• _Aim of the task_
Find the lines with the string "Actual" and return them.

________________________________________

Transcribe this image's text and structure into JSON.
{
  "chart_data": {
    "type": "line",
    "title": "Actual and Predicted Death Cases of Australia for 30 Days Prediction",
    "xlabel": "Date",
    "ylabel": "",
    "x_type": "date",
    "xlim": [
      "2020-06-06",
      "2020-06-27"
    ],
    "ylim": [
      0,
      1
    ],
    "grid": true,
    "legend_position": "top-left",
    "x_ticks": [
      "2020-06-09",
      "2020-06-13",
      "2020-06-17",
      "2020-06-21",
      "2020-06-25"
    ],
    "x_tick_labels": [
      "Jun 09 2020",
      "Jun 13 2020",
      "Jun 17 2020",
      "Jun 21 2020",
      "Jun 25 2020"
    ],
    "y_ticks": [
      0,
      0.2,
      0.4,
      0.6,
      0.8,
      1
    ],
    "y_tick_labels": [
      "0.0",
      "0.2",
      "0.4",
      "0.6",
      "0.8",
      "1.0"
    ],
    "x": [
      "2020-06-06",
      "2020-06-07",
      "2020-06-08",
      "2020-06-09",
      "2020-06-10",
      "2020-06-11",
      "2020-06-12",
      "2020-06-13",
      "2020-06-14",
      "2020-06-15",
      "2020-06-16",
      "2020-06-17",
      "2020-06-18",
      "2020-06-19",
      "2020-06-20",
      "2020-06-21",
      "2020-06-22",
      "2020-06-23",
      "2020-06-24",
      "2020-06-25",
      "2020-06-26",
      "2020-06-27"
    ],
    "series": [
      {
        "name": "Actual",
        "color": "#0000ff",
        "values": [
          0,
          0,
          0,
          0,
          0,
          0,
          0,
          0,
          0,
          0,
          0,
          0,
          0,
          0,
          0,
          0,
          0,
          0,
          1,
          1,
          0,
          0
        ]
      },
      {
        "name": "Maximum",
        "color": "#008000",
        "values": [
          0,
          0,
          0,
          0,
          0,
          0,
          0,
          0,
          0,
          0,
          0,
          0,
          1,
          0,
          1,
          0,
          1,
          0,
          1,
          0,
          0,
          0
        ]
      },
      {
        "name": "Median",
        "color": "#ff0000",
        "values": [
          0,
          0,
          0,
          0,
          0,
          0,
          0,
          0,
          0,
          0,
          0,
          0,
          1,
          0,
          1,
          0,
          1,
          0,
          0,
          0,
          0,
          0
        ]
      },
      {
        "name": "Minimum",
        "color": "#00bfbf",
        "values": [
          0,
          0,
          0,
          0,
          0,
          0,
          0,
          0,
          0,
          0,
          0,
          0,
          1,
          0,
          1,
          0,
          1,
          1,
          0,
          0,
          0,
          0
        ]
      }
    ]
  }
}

________________________________________

• _Answer for this exercise_
    "title": "Actual and Predicted Death Cases of Australia for 30 Days Prediction",
        "name": "Actual",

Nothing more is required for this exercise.